→ **AIM OF THE EXERCISE**
Provide the count of lines that hold "ylabel" and no other output.

→ **RECORDS SUPPLIED**
^^^^^^^^
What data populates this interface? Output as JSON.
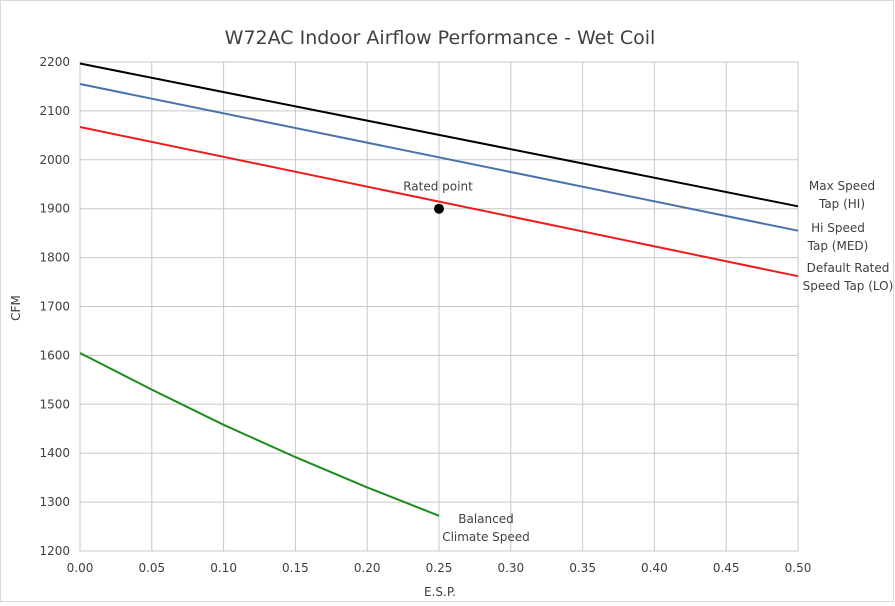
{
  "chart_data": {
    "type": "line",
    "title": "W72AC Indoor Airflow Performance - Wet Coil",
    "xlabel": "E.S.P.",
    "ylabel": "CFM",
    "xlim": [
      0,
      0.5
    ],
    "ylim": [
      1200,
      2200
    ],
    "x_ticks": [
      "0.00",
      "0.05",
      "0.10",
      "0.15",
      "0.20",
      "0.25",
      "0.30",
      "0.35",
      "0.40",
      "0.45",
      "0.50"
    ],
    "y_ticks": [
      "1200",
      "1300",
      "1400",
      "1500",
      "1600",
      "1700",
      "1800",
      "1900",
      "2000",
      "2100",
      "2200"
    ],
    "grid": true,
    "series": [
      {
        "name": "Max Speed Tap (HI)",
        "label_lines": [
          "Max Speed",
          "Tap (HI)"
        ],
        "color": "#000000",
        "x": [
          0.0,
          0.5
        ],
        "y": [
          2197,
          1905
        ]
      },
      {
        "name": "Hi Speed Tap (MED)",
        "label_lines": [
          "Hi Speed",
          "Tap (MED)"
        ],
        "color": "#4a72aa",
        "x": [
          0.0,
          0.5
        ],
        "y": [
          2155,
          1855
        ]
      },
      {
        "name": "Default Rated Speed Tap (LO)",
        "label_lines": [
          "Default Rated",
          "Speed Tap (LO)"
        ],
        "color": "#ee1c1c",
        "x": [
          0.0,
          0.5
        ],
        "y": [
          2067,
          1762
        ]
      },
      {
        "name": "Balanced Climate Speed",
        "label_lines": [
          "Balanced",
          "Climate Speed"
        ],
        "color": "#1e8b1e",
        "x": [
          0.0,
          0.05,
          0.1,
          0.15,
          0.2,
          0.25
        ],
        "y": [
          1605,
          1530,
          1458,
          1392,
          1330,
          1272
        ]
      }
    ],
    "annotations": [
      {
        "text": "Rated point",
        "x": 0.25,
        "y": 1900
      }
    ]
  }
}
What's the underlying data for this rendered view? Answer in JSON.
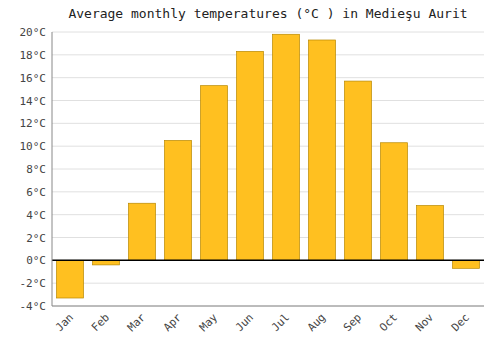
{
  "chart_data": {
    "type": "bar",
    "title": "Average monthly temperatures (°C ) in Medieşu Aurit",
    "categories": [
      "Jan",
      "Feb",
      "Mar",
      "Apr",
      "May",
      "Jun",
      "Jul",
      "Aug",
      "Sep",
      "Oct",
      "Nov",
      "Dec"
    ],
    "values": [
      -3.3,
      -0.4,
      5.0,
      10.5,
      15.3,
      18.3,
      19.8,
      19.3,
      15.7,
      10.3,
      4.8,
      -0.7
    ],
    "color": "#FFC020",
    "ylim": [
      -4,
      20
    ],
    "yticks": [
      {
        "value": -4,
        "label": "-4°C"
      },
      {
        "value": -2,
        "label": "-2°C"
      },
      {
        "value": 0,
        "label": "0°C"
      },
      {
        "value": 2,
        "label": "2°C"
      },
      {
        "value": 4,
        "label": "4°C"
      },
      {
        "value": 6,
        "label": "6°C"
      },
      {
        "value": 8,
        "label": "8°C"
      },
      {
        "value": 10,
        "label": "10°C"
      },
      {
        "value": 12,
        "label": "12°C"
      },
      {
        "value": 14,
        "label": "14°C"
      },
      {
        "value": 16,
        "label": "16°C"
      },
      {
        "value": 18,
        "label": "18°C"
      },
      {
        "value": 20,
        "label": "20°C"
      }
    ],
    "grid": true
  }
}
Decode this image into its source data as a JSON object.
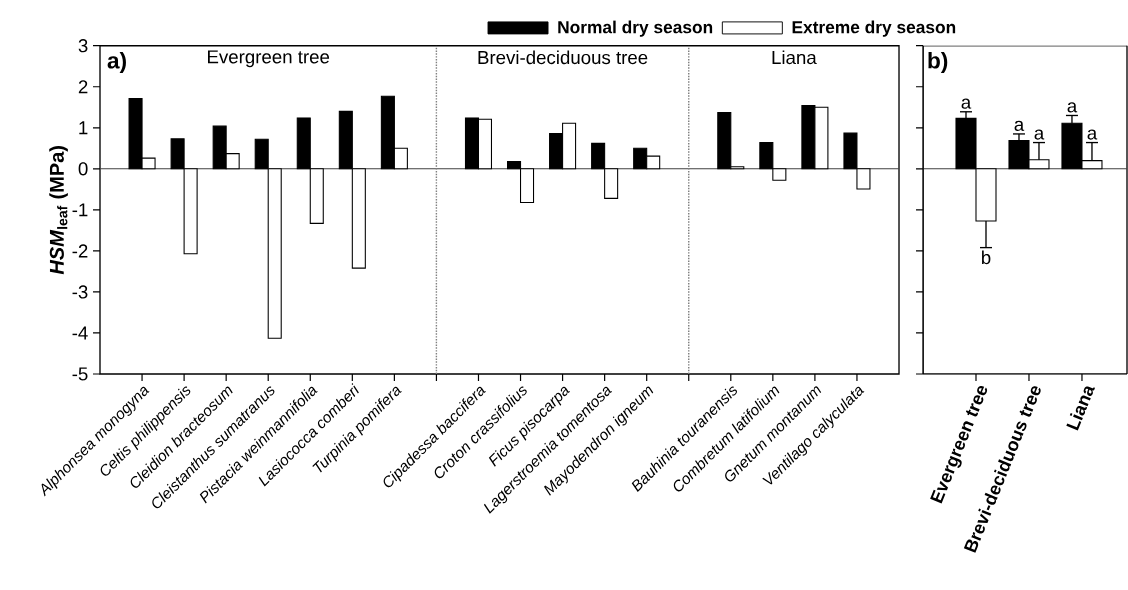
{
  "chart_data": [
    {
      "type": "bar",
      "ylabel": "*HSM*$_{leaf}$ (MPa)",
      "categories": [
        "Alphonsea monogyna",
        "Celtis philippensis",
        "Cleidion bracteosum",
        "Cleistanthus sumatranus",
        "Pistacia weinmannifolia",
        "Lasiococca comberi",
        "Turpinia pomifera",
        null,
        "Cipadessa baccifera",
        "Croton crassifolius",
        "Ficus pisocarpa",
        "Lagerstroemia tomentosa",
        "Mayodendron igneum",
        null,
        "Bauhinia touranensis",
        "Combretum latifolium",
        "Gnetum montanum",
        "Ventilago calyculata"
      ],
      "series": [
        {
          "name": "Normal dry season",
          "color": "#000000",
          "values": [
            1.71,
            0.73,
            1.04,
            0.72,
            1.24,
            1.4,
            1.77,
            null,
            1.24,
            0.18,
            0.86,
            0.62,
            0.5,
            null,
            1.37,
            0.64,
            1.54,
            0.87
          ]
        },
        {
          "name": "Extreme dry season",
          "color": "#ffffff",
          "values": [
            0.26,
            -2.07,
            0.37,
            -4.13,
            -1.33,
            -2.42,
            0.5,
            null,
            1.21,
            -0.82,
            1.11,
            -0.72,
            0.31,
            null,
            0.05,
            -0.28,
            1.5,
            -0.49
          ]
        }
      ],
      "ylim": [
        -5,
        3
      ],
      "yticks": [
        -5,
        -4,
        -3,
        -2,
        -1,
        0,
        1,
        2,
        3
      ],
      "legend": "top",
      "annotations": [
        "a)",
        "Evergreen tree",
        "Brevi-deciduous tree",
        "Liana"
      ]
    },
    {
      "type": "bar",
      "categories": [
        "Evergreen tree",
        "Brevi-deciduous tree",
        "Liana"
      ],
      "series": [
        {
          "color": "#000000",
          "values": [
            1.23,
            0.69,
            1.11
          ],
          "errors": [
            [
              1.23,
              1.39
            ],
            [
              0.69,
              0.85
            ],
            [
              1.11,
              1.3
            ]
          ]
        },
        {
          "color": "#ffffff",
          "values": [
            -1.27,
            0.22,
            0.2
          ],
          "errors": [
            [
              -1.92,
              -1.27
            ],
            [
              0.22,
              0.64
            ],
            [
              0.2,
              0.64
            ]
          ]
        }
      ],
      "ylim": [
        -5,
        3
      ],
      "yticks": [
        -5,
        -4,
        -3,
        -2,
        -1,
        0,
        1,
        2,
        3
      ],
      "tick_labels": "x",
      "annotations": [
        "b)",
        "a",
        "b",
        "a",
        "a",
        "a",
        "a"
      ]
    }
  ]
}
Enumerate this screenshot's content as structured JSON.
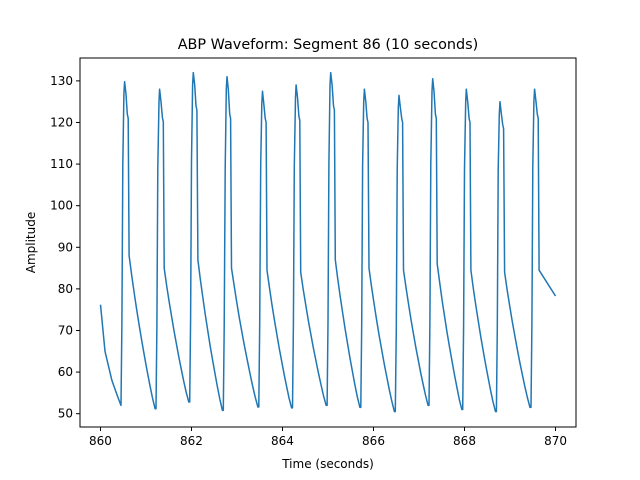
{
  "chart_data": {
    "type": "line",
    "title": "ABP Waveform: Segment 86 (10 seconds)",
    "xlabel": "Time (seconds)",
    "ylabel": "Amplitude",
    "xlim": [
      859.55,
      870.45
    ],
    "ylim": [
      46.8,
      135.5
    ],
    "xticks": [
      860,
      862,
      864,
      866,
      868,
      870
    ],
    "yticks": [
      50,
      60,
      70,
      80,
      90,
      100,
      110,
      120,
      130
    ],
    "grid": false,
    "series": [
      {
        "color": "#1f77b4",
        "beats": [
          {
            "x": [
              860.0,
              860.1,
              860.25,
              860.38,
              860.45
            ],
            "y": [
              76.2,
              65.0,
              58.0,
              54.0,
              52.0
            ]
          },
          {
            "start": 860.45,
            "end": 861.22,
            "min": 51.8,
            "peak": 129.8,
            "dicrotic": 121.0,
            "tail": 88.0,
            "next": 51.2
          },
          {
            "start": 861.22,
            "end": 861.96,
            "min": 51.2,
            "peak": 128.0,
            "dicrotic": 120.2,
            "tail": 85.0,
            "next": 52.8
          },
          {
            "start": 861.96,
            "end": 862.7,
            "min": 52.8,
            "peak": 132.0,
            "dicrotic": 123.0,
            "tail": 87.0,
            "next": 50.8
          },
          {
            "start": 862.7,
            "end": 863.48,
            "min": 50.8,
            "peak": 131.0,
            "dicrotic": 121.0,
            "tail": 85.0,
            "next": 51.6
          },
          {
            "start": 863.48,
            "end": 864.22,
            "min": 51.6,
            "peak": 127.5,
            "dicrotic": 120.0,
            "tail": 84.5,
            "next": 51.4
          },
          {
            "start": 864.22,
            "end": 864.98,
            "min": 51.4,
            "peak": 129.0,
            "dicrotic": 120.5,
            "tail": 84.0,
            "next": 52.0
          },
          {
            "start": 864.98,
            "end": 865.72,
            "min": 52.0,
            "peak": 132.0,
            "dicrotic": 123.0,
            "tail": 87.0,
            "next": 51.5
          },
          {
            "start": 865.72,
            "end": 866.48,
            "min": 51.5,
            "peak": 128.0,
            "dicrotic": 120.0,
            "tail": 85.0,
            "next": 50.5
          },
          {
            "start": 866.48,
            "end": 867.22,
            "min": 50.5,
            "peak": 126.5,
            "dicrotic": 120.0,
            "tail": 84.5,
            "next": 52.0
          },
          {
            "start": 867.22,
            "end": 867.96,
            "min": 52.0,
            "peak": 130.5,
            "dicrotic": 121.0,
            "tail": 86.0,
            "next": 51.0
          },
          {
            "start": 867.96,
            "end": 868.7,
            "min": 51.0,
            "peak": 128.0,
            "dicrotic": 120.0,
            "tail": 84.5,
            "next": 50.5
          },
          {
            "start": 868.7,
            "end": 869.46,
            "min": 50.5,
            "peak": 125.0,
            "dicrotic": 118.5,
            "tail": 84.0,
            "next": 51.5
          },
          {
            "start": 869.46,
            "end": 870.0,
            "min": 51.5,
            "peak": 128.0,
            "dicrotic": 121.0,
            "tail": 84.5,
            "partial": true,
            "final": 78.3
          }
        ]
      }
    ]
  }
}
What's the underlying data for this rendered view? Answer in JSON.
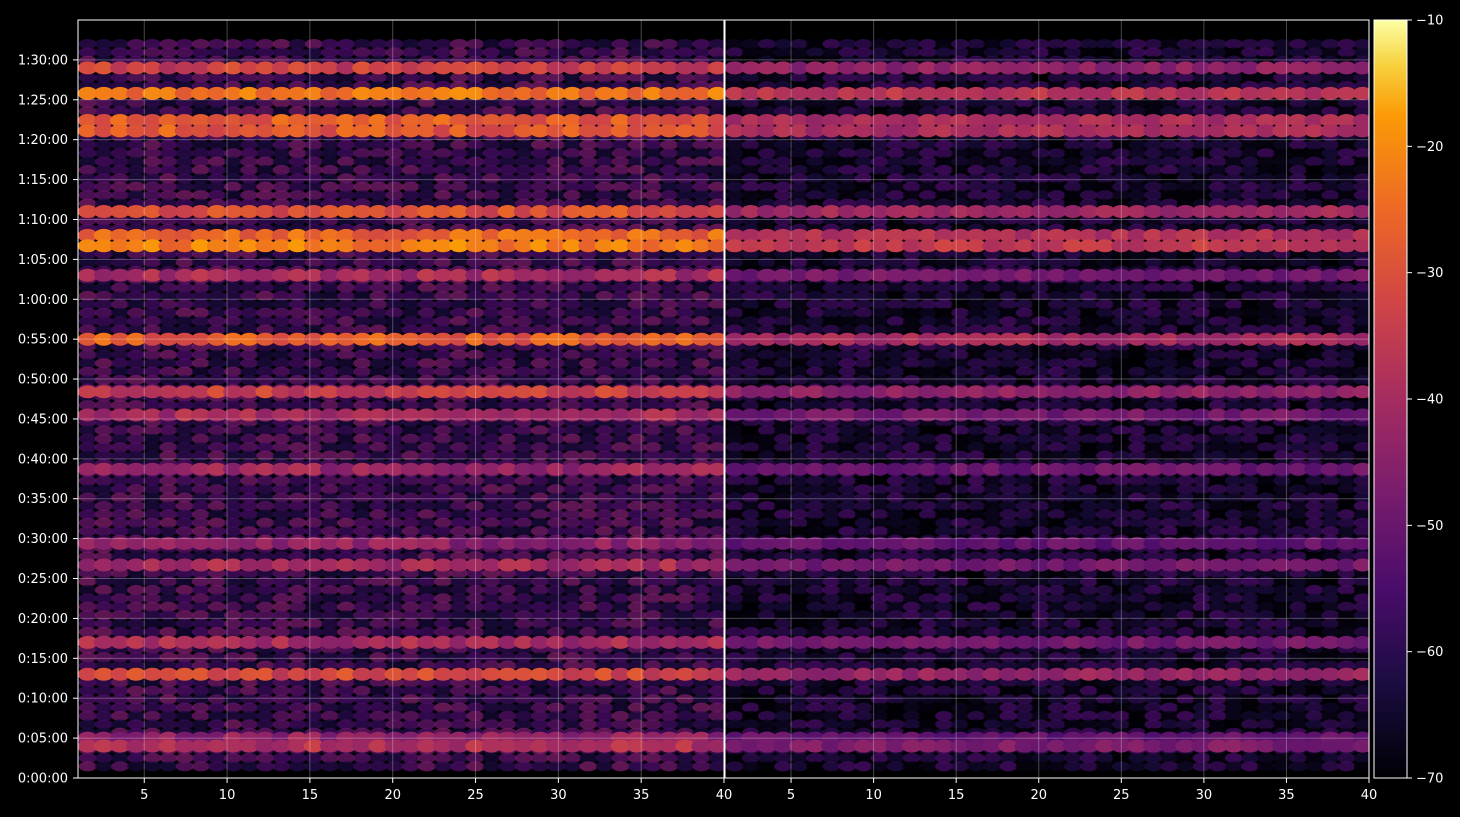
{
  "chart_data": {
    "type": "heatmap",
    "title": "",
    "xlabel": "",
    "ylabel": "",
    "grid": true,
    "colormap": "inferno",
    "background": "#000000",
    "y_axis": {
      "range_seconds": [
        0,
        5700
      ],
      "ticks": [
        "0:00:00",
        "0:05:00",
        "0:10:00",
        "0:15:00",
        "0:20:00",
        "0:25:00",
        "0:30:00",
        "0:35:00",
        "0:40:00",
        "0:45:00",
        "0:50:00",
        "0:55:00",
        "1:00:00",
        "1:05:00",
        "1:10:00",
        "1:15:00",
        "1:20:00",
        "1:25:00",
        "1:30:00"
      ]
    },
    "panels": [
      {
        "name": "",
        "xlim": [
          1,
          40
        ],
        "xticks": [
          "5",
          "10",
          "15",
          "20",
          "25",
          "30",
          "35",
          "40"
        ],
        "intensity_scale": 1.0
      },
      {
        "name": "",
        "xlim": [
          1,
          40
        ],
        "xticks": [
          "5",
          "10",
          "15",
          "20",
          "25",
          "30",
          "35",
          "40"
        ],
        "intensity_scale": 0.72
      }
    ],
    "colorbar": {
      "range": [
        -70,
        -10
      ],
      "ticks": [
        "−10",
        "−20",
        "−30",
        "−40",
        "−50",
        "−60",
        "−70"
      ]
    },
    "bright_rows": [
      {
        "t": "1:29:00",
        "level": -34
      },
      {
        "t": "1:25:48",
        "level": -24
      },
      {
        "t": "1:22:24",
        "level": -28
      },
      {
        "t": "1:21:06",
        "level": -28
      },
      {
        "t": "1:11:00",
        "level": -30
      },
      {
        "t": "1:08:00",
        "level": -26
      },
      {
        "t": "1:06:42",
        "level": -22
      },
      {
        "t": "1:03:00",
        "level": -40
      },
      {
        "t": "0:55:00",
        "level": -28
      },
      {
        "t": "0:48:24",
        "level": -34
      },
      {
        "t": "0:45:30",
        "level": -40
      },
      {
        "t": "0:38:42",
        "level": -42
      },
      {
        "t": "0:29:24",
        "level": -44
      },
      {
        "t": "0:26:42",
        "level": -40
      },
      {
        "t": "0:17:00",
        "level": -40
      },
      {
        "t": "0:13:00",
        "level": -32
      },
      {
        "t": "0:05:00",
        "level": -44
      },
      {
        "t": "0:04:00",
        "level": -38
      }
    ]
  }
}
^^^^^^^^
→ **FINISHED TASK**
4